#### Text to read
I get this error, I think it is the configuration of xtts-api-server-mantella.exe 12:30:48.533 TTS: Connecting to XTTS... 12:30:50.575 TTS: Could not connect to XTTS. Attempting to run headless server... “E:/SteamLibrary/steamapps/common/The” is not recognized as an internal or external command, program or executable batch file.
i think is cause you left space in the names of the folders, try naming your folders like this "E:/SteamLibrary/steamapps/common/The_Elder..." instead of "The Elder", or changing the folder where xtts is to something without empty spaces, that cant be recognized by xtts.
This is working perfectly as of today...generating a new voice type right now...
One thing I should mention though: I spend a good amount of time trying to figure out how to get this working with my batch. I know you mentioned in the description:
Your batch files should not be changed, they should still be .wav files. This plugin will take care of the .lip and .fuz conversion externally.
While this is true..certainly...it didn't click to me what you meant. For my fellow boneheads that may be running into an error that mentions that a suitable format can't be found...the above statement refers to the out_path entries in your spreadsheet. Make sure your out_path filenames end in .wav.....NOT .fuz.
Makes sense now....the secondary lip/fuz process requires the .lip AND .wav files in order to create the .fuz...duh.
Other than that little hurdle, this seems to be working fantastically. Really a HUGE timesaver.
Here's a passing suggestion: Many times, I'm making a voice type as a secondary/replacement for existing ones. I've noticed that using my recorded voice usually provides good inflection...so I was thinking that it would be great to be able to use the original dialogue file as the reference for inflection the same way my voice is used when recorded. That scenario would make for much better results, I'd think...at least for dialogue that already exists. Just a cool option that could be used in batch processes for cloning dialogues with different voices. Maybe just an inf_ref added to the spreadsheet...then run it through the same process as if using a recording...that is, if the respective cell isn't empty in the spreadsheet record.
Thanks a million for your work, Dan! xVASynth really is pretty remarkable!
.Fuz files don't work for me. Sample set to 44100hz and 16-bit audio file, creates the .Fuz files but nothing happens in game. Using the latest version of both xVASynth and this mod. Any advice?
You need a VERY specific MS Visual C++ Redistributable from 2010 to get the XWMAencoder to work. The later ones (2015-2022) won't have the MSVCR100.dll needed for the encoder. Look for "Microsoft Visual C++ 2010 Service Pack 1 Redistributable Package". Installing that got the .fuz file generation working when all I was getting was .wav and .lip files.

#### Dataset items

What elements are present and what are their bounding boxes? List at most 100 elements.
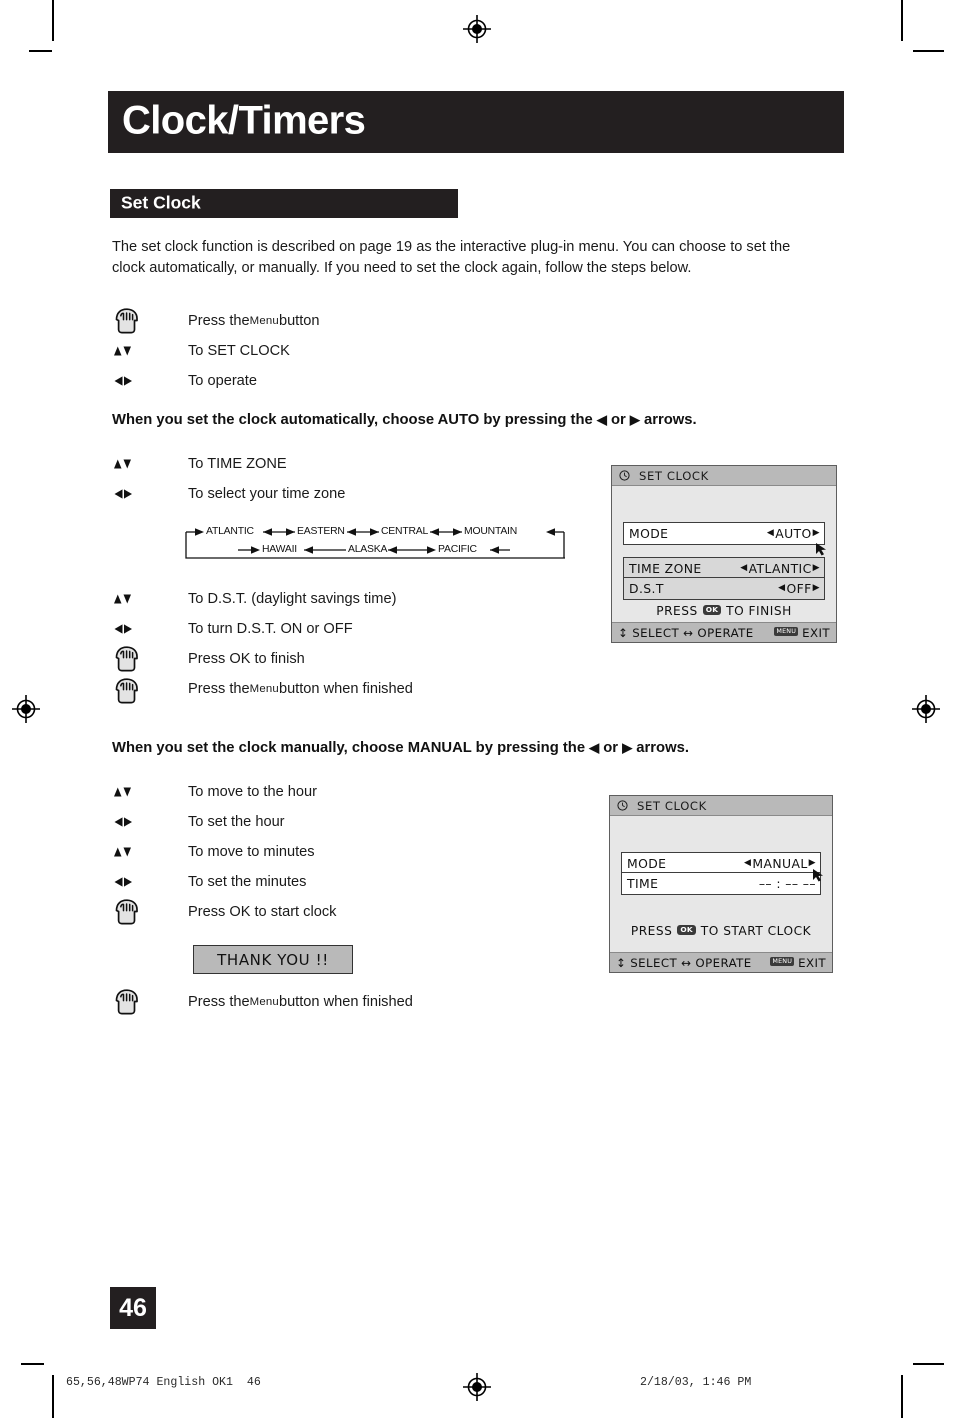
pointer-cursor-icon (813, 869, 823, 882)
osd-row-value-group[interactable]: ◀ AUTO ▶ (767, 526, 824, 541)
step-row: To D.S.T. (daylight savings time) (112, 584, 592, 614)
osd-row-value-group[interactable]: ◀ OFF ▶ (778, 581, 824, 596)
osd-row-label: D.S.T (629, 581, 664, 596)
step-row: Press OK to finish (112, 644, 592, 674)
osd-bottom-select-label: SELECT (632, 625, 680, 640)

#### Jobs
**A)** Reproduce the xVASynth forum thread word for word from "This is working" to "in .wav.....NOT .fuz.".
**B)** Resume the xVASynth forum thread after its last post and keep it going.

#### Results of the exercise
**A)**
This is working perfectly as of today...generating a new voice type right now...
One thing I should mention though: I spend a good amount of time trying to figure out how to get this working with my batch. I know you mentioned in the description:
Your batch files should not be changed, they should still be .wav files. This plugin will take care of the .lip and .fuz conversion externally.
While this is true..certainly...it didn't click to me what you meant. For my fellow boneheads that may be running into an error that mentions that a suitable format can't be found...the above statement refers to the out_path entries in your spreadsheet. Make sure your out_path filenames end in .wav.....NOT .fuz.

**B)**
How i can fix this problem? It gives me this message when i trying to use batch generation
Traceback (most recent call last): File "server.py", line 335, in do_POST File "python\xvapitch\model.py", line 326, in infer_batch File "D:\Modding\XVASynth\.\resources\app\python\xvapitch\xvapitch_model.py", line 223, in infer_advanced return self.infer_using_vals(logger, plugin_manager, cleaned_text, text, lang_embs, speaker_embs, pace, None, None, None, None, None, None, pitch_amp=pitch_amp) File "D:\Modding\XVASynth\.\resources\app\python\xvapitch\xvapitch_model.py", line 292, in infer_using_vals x, x_emb, x_mask = self.text_encoder(input_symbols, x_lengths, lang_emb=None, stats=False, lang_emb_full=lang_emb_full) File "torch\nn\modules\module.py", line 1130, in _call_impl return forward_call(*input, **kwargs) File "D:\Modding\XVASynth\.\resources\app\python\xvapitch\xvapitch_model.py", line 602, in forward x = torch.cat((x_emb, lang_emb_full), dim=-1) RuntimeError: Sizes of tensors must match except in dimension 2. Expected size 27 but got size 1 for tensor number 1 in the list.
63 comments
12:30:48.533 TTS: Connecting to XTTS...
12:30:50.575 TTS: Could not connect to XTTS. Attempting to run headless server...
“E:/SteamLibrary/steamapps/common/The” is not recognized as an internal or external command,
program or executable batch file.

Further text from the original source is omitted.